## Text excerpt
Still Hilarious the second time around. I've always been a baseball fan, coached by Dad and a family tradition. The humanizing of the players made me love it more. Never did understand the controversy, telling the truth about greedy, exploitive owners maybe? But that's true of all big business from ENRON on down the ladder (that was never a secret). Steroids? In this one it's greenies (uppers) pitchers use them in this iteration and made their sore arms and tired muscles disappear. The disappointing thing is no one seems concerned about the health issues. Sports and business all have a history of taking any advantage, cheating is in the eye of the beholder. Heck with records, throw them all out. Baseball is about fun, and parents interacting and enjoying their children.


5 out of 5 stars Play ball!   May 16, 2007
 5 out of 5 found this review helpful

This insider's account of playing in the big leagues is side-splitting entertainment. Bouton concentrates on the fun, the funny, and the amusingly odd aspects of what so many call "adults playing a boys' game." In his well-travelled career, Bouton played for the Yankees, Braves, Astros, and even the late, not-so-great Seattle Pilots. His personal contacts and anecdotes with many well-known baseball personalities (many still active as commentators, managers, and broadcasters) reminds us all that life, as well as sports, should be fun and we should keep an eye open for the humor in mundane siutations. Anyone with an interest in baseball will truly get more than a few chuckles from this well written book.

## Recorded information

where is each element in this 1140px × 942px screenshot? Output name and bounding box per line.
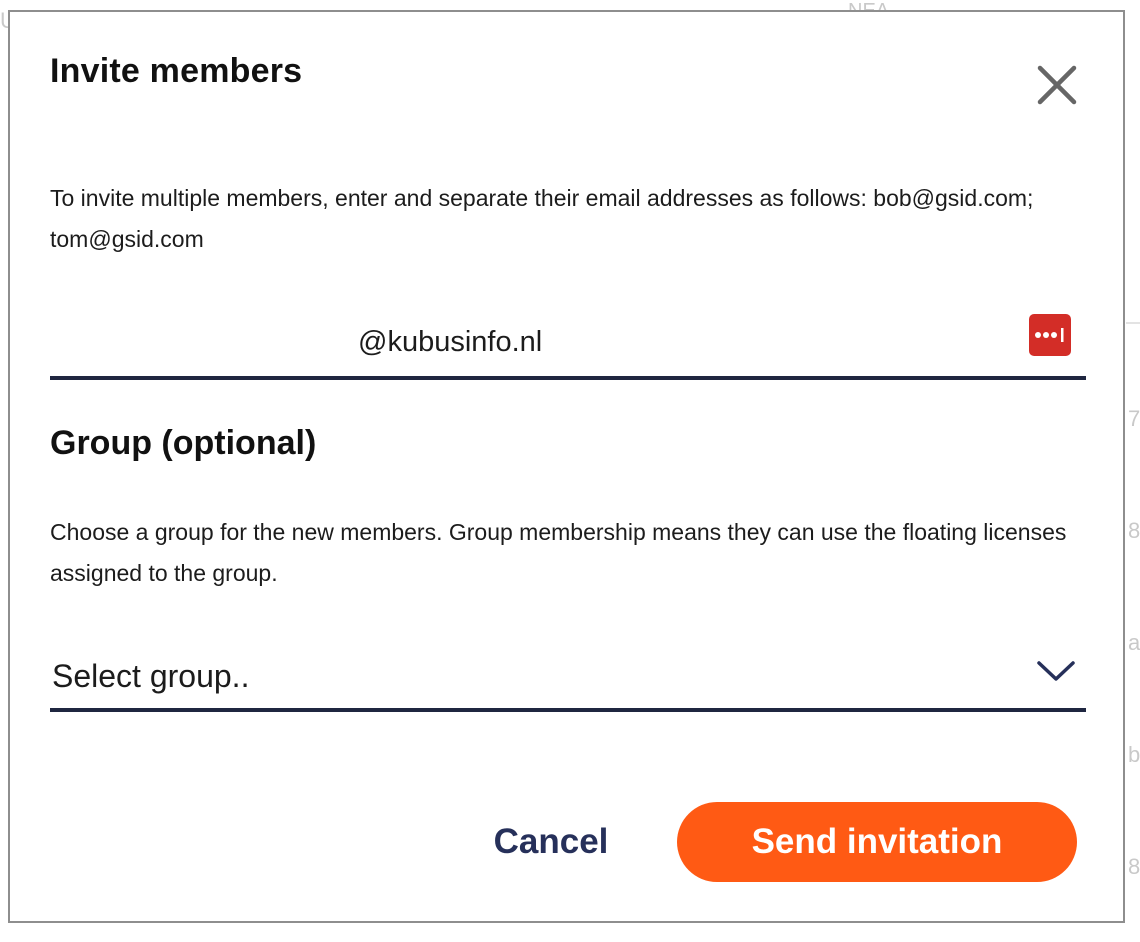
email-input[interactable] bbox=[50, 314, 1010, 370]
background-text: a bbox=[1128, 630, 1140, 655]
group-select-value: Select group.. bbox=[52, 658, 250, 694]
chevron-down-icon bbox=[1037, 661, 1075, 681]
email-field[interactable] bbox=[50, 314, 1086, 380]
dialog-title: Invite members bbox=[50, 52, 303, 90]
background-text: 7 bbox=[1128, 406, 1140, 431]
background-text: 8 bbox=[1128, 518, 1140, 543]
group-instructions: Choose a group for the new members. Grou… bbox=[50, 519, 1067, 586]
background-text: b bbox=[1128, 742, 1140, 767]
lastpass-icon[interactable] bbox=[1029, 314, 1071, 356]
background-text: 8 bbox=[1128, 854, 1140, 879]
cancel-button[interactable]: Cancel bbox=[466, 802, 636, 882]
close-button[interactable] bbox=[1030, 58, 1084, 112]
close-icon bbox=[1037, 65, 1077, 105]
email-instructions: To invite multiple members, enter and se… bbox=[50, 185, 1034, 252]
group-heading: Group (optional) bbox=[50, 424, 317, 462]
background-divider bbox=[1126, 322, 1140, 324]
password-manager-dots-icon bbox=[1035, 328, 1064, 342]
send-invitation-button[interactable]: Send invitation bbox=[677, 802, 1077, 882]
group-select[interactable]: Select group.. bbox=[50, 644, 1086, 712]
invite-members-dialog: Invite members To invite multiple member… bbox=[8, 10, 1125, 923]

## Challenges
- 1) In the baseball reviews, restate the passage starting at "This insider's account" and ending at "well written book.", substituting "hilarious" for "side-splitting".
- 2) Extend the baseball reviews beyond their final sentence.
The entries are not required for this work.

## Results for each task
- 1)
This insider's account of playing in the big leagues is hilarious entertainment. Bouton concentrates on the fun, the funny, and the amusingly odd aspects of what so many call "adults playing a boys' game." In his well-travelled career, Bouton played for the Yankees, Braves, Astros, and even the late, not-so-great Seattle Pilots. His personal contacts and anecdotes with many well-known baseball personalities (many still active as commentators, managers, and broadcasters) reminds us all that life, as well as sports, should be fun and we should keep an eye open for the humor in mundane siutations. Anyone with an interest in baseball will truly get more than a few chuckles from this well written book.

- 2)
5 out of 5 stars Men... or Boys?   April 12, 2007
 1 out of 3 found this review helpful

This hilarious account of an injured pitcher's comeback will have you rolling on the floor as you get an interesting look at baseball players way back when.


4 out of 5 stars A hilarious inside look to why these are not men playing a kid's game. They are just big kids.   April 4, 2007
 2 out of 2 found this review helpful

Jim Boutin was a very successful pitcher with the New York Yankees before injuring himself and having to become a knuckleball pitcher for the expansion Seattle Pilots. He wrote a diary of his comeback and it is nothing short of hilarious. The picture he paints of major leaguers is that of young boys who play pranks on one another and get their feelings hurt very easily. The only difference is these kids drive sports cars and pick up women during games. One scene in particular where they put talcum powder in another player's blow dryer makes me laugh every time I think of it. What makes the book so good is Bouton's natural way of writing so that the diary entires are not disjointed like Jim Brosnan's "The Long Season", but they have a flow to them. Even though I did not know many of the players he referenced in the book because it was before my time, it still remains a timeless classic.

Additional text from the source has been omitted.